(Aim):
From the entries below, pull out each line where "xlabel" appears.
--*--
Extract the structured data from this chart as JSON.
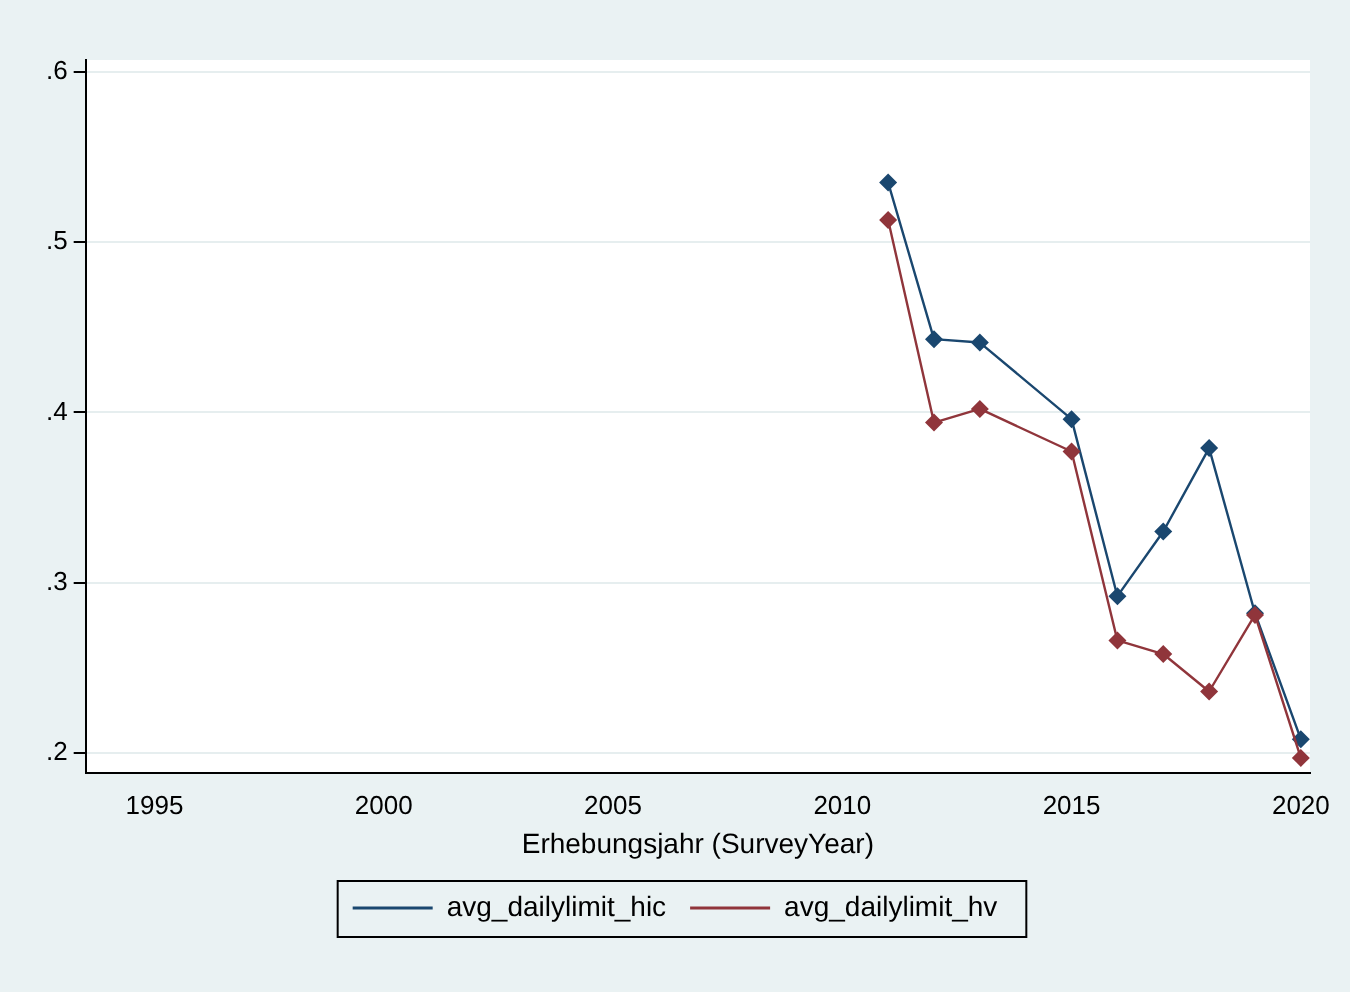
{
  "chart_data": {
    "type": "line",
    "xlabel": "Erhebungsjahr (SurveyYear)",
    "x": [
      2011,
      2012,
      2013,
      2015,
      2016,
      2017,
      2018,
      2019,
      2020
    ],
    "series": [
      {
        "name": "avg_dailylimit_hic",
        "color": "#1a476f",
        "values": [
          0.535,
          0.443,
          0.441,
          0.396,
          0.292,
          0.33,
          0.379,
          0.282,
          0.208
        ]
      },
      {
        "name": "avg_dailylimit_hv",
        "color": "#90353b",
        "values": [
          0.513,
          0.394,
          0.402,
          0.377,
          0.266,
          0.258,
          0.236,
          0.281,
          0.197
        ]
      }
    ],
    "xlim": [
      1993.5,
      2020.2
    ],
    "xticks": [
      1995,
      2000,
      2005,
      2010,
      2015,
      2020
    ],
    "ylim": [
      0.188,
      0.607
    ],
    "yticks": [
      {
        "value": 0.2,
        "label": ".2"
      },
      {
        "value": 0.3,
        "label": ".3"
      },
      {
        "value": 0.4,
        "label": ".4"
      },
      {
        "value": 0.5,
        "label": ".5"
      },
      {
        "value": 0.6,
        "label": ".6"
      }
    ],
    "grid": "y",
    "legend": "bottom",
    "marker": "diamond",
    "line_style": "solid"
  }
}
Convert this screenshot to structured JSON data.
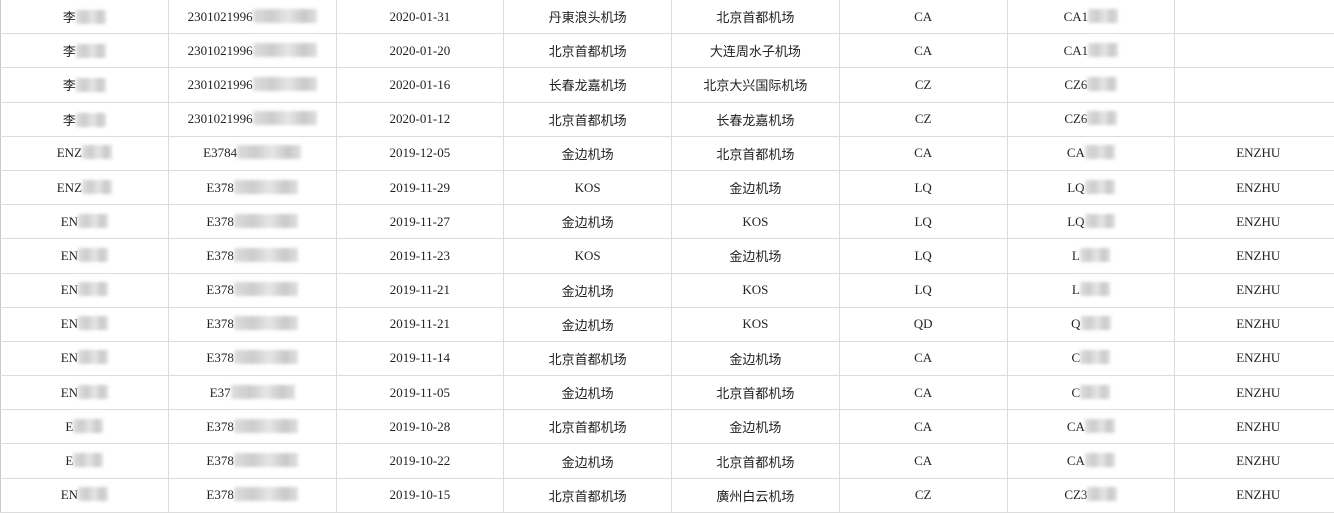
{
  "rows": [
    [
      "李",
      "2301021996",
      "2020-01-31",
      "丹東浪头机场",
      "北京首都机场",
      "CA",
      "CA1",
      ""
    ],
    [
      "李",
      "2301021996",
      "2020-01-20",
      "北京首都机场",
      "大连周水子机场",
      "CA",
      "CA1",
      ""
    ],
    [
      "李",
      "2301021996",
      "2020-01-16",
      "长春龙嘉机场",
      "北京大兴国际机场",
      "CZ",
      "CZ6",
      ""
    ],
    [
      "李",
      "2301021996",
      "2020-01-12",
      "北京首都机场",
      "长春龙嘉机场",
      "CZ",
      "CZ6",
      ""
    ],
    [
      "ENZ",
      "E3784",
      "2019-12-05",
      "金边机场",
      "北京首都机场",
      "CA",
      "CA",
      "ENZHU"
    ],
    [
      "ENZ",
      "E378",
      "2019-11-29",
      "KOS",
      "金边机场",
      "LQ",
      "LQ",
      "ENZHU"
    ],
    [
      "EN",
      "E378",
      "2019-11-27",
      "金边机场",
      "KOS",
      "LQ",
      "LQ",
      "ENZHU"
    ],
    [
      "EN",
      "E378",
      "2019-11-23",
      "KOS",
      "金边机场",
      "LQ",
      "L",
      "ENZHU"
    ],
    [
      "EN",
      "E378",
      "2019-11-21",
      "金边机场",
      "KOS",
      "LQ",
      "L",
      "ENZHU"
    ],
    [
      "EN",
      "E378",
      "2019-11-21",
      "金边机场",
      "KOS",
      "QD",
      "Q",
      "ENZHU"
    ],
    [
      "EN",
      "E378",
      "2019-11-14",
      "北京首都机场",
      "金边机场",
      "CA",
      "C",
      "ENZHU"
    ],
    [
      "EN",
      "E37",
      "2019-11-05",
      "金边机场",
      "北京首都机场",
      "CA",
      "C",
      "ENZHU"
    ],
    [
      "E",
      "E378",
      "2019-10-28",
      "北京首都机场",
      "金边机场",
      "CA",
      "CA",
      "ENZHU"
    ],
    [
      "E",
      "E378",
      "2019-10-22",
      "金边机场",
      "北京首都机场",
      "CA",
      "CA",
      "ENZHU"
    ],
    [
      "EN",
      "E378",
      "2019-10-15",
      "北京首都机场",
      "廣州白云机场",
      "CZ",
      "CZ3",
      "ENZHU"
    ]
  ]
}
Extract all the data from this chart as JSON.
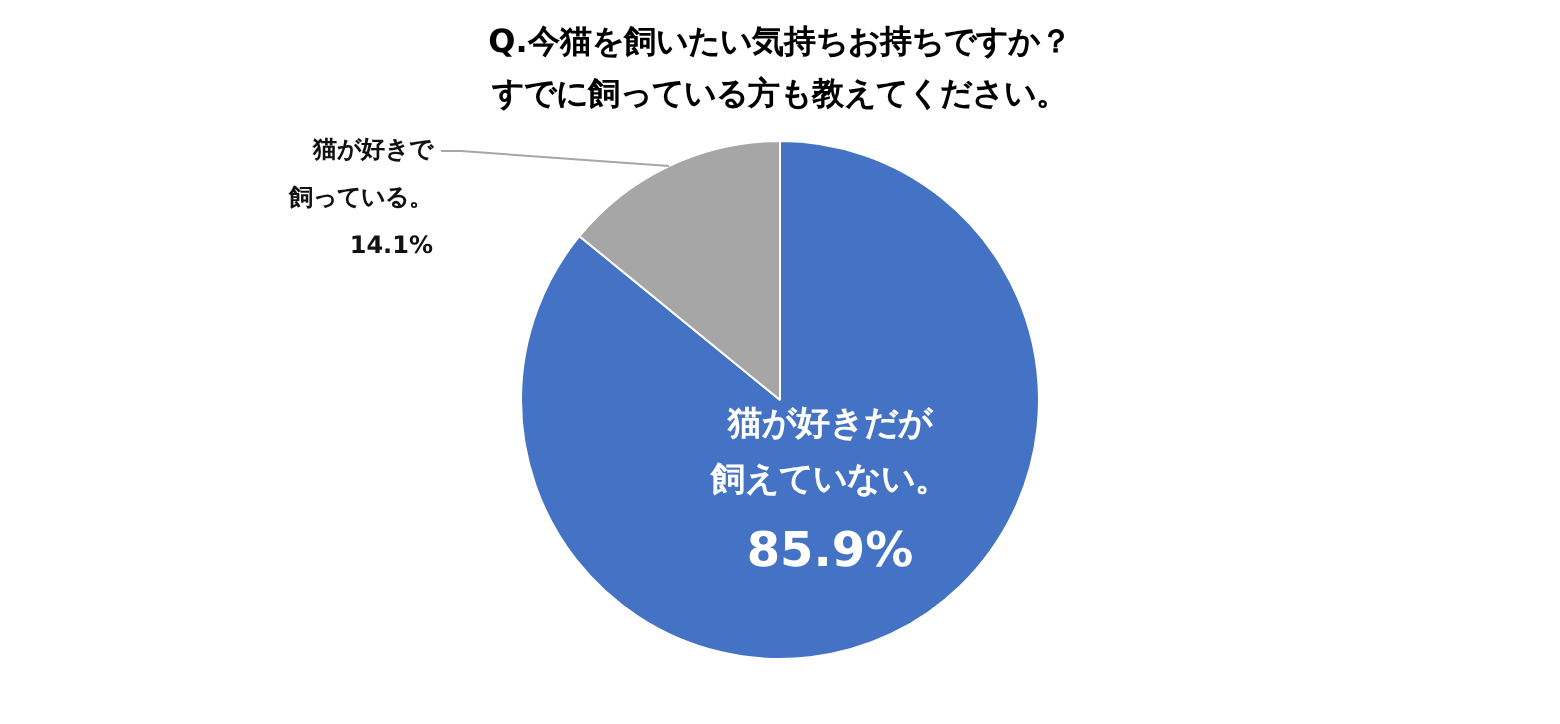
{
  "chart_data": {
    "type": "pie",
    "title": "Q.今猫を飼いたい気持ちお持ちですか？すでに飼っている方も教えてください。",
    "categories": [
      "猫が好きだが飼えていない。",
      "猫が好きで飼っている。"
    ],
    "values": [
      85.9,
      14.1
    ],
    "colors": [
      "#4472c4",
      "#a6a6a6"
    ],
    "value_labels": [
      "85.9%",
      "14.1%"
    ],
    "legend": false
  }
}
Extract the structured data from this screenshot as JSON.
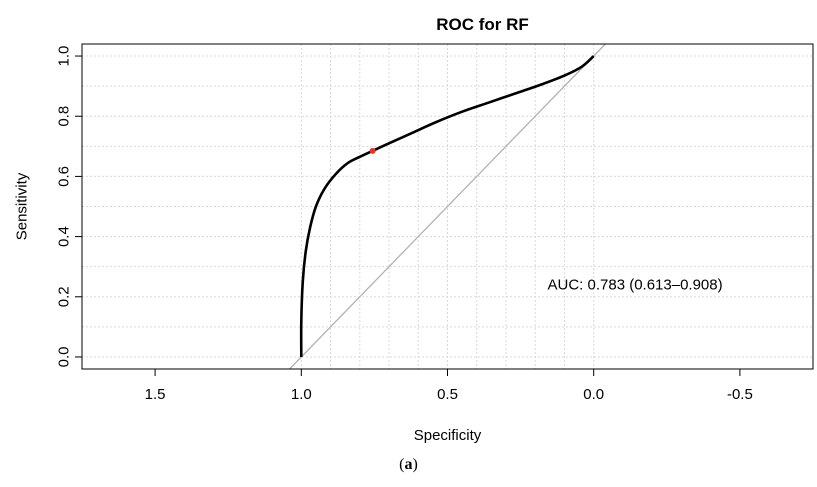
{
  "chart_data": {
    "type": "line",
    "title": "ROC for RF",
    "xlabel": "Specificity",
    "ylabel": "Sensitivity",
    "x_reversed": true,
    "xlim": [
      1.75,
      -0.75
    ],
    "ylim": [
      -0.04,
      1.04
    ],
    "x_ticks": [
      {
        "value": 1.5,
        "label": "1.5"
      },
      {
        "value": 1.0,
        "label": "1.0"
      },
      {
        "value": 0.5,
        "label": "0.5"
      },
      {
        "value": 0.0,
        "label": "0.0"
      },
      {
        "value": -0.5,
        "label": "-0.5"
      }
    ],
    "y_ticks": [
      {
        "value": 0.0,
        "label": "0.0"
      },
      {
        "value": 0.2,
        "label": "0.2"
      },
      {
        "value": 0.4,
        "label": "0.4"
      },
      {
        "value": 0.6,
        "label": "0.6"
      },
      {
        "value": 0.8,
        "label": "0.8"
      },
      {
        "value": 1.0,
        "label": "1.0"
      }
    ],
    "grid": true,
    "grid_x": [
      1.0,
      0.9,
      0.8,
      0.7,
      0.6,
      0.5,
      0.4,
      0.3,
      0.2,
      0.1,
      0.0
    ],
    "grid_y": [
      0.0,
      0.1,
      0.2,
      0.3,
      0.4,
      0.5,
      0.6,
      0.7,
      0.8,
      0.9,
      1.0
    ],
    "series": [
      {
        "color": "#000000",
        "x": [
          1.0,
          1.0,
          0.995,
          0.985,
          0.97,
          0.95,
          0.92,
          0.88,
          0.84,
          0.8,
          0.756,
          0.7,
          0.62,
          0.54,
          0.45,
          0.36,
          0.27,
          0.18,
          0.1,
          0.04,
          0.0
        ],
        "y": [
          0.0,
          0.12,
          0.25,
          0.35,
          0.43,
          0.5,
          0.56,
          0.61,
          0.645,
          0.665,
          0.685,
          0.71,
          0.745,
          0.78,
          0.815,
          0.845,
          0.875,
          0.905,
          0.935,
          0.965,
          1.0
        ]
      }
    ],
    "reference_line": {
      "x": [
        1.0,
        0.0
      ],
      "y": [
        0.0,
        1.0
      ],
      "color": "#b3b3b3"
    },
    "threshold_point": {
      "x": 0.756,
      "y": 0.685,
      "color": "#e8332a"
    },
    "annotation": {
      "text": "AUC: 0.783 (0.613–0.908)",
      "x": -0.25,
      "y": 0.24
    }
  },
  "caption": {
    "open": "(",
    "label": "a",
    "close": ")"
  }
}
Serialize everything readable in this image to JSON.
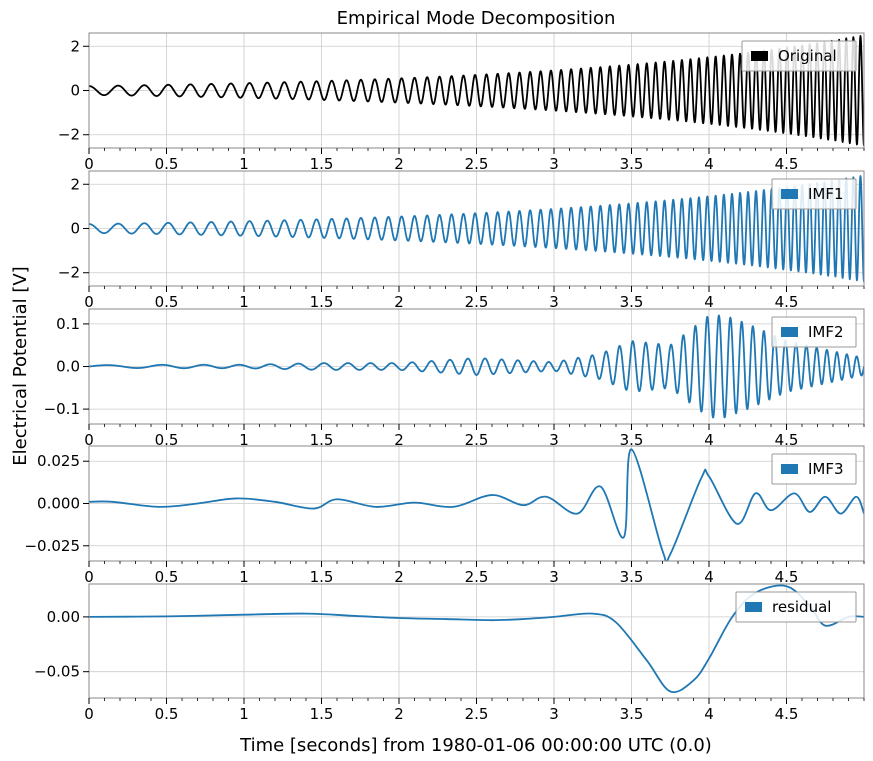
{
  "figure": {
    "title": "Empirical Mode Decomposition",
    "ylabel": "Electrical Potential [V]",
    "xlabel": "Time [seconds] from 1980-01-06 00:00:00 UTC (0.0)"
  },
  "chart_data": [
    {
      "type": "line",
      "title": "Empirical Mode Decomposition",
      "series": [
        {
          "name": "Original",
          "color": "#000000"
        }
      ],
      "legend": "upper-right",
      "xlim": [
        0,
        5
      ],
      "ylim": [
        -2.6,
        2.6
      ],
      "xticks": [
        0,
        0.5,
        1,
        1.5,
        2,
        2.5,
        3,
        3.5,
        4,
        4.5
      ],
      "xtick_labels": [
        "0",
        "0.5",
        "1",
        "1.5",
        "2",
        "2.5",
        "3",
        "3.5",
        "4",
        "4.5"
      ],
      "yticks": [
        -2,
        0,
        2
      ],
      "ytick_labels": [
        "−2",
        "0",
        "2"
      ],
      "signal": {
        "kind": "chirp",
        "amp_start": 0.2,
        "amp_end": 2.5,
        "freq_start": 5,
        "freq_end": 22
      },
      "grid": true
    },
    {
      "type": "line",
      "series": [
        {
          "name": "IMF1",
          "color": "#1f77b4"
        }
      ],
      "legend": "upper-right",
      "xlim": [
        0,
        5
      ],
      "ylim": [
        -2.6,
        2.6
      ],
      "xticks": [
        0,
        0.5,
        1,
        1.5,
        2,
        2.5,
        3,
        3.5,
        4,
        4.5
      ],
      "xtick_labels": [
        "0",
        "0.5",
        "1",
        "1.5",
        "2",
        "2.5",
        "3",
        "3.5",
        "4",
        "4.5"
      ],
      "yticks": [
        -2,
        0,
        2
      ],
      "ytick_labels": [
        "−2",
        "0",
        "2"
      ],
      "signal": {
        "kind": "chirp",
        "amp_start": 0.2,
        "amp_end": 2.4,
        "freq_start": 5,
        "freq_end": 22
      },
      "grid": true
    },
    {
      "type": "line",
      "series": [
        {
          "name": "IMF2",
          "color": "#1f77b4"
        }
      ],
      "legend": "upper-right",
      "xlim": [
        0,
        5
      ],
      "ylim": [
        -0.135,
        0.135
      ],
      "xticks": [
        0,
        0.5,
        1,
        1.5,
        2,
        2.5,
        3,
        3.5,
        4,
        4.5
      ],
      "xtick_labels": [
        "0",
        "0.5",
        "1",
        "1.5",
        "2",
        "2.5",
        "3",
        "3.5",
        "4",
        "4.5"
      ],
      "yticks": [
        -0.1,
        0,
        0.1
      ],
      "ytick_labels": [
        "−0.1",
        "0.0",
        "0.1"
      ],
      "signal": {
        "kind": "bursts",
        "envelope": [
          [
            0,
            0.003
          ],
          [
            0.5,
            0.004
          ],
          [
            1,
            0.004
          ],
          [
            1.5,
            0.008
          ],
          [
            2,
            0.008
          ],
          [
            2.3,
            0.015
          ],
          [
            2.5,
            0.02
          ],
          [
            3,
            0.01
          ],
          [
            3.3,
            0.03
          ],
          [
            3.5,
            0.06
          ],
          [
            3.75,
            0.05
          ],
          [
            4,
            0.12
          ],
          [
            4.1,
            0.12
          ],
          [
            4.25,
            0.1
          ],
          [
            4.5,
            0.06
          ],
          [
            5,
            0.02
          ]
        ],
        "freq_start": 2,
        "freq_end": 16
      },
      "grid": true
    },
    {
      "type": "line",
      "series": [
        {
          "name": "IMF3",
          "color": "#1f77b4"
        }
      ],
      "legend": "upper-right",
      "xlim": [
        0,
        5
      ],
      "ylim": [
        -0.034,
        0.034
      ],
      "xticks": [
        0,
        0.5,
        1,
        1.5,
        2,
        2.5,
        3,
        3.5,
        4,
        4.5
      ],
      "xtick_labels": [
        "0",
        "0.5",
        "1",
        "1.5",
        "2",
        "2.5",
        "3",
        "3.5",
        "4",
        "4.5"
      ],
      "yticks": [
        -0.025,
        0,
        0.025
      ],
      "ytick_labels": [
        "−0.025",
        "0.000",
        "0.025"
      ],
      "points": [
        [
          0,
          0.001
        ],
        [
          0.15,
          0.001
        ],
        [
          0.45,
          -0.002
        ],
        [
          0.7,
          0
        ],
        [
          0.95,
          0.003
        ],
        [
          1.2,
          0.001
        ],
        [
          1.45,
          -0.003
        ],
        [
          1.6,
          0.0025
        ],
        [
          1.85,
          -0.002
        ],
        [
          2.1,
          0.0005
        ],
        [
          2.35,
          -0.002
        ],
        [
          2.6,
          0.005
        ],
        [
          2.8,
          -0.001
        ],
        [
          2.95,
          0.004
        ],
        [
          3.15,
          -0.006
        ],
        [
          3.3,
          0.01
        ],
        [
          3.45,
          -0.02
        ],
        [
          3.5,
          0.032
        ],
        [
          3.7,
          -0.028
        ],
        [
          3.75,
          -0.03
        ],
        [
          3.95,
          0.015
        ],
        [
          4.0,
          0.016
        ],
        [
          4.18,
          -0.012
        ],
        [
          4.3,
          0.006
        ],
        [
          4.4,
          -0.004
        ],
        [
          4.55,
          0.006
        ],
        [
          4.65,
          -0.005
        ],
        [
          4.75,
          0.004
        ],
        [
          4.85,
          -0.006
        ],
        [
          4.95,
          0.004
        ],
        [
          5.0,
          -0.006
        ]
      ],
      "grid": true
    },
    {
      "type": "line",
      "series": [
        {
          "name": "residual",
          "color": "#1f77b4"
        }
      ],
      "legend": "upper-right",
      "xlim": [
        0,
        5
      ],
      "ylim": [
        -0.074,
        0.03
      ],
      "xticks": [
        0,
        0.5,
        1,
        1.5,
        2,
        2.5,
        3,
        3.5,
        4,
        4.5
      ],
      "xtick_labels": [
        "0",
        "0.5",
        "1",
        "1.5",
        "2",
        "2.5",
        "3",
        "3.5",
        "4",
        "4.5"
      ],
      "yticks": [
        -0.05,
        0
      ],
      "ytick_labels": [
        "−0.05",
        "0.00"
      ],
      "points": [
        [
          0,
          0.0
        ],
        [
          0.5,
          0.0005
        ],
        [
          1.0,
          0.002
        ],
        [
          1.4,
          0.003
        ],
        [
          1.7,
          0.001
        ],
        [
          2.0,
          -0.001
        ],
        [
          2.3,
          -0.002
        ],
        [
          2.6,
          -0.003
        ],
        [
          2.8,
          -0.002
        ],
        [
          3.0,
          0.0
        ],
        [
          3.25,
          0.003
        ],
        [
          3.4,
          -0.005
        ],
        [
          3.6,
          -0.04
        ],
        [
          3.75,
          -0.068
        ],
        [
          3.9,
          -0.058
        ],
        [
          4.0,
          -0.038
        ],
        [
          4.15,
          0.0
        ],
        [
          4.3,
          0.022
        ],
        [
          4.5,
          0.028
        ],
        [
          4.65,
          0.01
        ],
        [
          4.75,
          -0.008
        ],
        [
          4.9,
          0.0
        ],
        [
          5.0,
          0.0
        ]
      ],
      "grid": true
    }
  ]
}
--*--
(Problem solution):
    "xlabel": "Erhebungsjahr (SurveyYear)",
    "xlabel": "Specificity",
    "xlabel": "Time [seconds] from 1980-01-06 00:00:00 UTC (0.0)"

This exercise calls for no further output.